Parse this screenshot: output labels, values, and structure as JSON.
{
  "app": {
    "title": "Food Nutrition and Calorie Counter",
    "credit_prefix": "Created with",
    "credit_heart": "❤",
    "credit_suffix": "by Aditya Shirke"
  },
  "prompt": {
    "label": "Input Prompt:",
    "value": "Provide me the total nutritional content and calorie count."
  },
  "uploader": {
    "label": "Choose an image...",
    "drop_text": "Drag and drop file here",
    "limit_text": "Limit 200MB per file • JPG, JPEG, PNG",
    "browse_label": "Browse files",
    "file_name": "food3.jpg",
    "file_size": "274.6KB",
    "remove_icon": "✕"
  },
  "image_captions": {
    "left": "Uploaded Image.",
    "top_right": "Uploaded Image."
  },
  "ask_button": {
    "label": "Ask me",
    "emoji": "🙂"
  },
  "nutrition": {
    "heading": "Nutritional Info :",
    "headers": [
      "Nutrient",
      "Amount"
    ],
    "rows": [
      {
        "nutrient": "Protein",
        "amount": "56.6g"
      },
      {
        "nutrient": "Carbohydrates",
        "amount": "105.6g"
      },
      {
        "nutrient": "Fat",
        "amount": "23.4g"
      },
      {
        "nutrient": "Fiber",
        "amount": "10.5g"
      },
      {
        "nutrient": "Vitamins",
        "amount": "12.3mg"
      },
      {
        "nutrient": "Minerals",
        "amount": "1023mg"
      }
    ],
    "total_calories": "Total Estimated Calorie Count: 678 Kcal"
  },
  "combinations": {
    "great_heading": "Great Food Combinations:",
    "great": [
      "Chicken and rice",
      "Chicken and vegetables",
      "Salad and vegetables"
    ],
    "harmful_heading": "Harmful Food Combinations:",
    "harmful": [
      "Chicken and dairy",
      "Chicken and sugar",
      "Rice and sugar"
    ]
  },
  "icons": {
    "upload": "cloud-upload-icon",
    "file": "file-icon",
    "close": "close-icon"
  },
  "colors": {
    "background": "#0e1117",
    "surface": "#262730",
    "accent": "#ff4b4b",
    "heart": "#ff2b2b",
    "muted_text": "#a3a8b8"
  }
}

○ ○ ○ ○ ○

§ What is required
Using the material above, return every line that holds the string "Chicken".

§ Answer to this problem
      "Chicken and rice",
      "Chicken and vegetables",
      "Chicken and dairy",
      "Chicken and sugar",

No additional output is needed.